Exercise aim
Wherever "JSON" appears in a line, list that line.

Dataset records:
* * * * * * *
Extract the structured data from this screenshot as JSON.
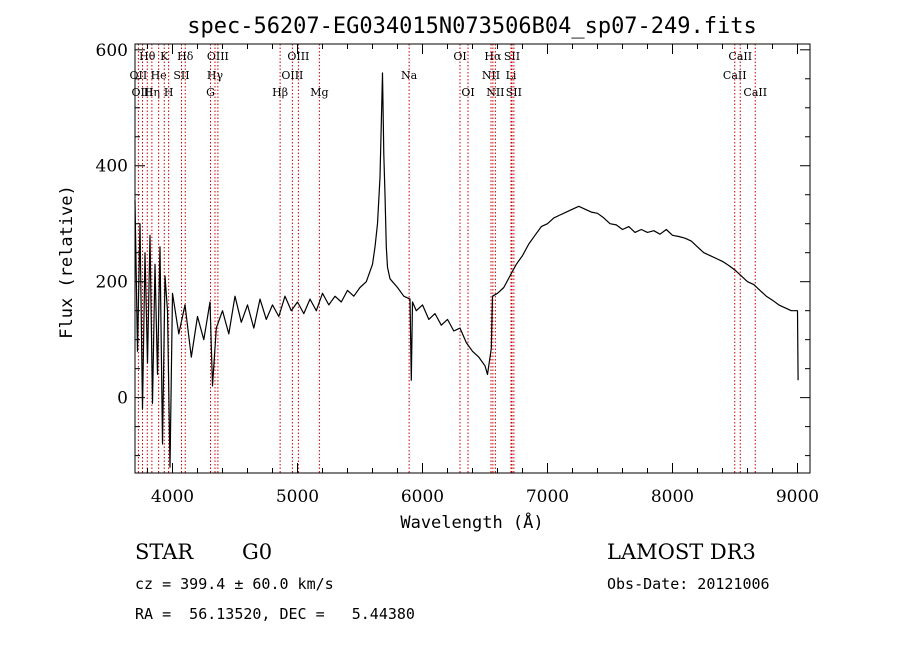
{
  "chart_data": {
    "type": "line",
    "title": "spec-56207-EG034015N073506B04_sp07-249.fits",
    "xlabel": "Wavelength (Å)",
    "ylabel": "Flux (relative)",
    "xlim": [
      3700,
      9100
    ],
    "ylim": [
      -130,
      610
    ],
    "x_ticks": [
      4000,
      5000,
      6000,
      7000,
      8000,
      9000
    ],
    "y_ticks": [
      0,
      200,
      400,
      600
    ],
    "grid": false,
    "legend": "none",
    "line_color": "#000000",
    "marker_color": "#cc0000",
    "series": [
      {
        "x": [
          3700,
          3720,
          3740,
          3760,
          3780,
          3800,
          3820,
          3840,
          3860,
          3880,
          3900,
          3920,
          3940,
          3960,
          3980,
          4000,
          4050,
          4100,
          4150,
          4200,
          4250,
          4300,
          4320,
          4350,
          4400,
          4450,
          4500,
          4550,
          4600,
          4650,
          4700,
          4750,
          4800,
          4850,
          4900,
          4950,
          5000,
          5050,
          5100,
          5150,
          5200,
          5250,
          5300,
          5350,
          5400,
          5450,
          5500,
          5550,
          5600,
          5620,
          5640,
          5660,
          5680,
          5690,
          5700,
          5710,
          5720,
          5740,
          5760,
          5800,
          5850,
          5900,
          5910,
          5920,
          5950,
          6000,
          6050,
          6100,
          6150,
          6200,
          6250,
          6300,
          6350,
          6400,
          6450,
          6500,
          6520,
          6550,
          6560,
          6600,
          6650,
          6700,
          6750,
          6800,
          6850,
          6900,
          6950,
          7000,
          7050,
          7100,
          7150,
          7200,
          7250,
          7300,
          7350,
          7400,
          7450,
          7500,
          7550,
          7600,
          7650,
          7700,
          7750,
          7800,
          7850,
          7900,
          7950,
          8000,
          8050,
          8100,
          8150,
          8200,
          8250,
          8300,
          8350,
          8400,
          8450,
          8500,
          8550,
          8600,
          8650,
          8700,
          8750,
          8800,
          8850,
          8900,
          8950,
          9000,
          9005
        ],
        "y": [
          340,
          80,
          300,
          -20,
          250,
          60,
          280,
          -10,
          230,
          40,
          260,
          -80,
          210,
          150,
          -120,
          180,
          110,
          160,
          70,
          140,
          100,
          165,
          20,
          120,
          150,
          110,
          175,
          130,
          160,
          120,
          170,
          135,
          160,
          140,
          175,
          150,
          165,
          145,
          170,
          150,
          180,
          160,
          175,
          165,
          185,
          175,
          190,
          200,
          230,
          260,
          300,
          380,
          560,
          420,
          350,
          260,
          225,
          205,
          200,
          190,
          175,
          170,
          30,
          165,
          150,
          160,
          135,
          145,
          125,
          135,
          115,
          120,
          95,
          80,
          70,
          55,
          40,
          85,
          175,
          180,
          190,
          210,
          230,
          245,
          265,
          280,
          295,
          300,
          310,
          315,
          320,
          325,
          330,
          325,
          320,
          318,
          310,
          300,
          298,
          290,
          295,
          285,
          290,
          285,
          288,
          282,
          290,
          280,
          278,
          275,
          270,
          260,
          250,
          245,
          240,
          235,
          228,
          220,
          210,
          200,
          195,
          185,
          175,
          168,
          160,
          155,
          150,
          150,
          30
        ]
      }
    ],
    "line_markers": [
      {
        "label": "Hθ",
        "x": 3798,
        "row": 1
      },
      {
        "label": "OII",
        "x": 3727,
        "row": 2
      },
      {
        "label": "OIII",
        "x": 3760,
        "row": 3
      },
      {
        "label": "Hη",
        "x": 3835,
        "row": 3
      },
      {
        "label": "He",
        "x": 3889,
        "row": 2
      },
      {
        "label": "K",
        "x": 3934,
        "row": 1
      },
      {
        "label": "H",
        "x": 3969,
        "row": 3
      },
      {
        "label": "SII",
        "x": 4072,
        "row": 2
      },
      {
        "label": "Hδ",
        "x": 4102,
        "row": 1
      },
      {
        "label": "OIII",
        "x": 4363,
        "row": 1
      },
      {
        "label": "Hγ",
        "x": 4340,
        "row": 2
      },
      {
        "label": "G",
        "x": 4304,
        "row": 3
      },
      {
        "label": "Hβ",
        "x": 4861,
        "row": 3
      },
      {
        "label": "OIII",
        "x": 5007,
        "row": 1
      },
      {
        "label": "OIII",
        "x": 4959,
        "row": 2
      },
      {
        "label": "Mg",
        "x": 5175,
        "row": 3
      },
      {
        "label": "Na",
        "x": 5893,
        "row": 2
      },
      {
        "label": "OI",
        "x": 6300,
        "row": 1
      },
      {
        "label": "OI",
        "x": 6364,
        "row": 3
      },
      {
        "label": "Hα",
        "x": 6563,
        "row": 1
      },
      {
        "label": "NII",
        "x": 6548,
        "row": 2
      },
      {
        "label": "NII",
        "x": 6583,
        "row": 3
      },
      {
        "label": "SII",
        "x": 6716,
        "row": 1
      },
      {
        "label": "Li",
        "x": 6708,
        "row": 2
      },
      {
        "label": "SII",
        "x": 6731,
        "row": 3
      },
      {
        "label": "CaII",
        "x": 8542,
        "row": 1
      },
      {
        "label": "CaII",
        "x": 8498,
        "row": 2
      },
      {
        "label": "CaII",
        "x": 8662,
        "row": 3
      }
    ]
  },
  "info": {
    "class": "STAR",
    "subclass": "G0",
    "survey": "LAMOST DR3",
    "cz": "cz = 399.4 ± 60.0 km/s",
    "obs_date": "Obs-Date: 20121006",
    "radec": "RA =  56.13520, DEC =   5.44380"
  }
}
* * * * * * *
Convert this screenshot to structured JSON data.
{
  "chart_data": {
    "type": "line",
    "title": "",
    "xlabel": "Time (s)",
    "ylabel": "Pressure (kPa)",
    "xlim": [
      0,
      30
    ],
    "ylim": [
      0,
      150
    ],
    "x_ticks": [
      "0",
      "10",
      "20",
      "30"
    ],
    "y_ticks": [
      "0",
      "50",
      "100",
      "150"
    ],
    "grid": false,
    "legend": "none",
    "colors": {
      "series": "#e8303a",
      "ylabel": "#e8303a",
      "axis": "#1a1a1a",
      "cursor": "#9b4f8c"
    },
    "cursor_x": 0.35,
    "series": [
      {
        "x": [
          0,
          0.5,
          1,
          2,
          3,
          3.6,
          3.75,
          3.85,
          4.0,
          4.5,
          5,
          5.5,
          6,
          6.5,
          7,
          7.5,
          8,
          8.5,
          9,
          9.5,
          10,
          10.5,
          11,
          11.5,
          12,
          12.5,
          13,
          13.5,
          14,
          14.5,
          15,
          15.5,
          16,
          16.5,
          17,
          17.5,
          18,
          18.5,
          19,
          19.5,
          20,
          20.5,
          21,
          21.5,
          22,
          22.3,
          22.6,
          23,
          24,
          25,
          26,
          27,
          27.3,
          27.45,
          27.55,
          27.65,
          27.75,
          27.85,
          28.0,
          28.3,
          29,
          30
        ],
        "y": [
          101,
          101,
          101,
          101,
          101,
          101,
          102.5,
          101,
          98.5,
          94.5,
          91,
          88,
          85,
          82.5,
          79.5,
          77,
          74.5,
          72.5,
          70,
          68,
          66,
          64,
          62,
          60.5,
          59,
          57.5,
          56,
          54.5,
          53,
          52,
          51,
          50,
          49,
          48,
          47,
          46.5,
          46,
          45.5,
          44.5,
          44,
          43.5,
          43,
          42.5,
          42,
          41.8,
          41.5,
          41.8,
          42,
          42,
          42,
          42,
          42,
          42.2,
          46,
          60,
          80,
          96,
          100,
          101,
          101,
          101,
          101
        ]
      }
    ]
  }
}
* * * * * * *
Solved problem
Extract the structured data from this screenshot as JSON.
Convert this screenshot to structured JSON data.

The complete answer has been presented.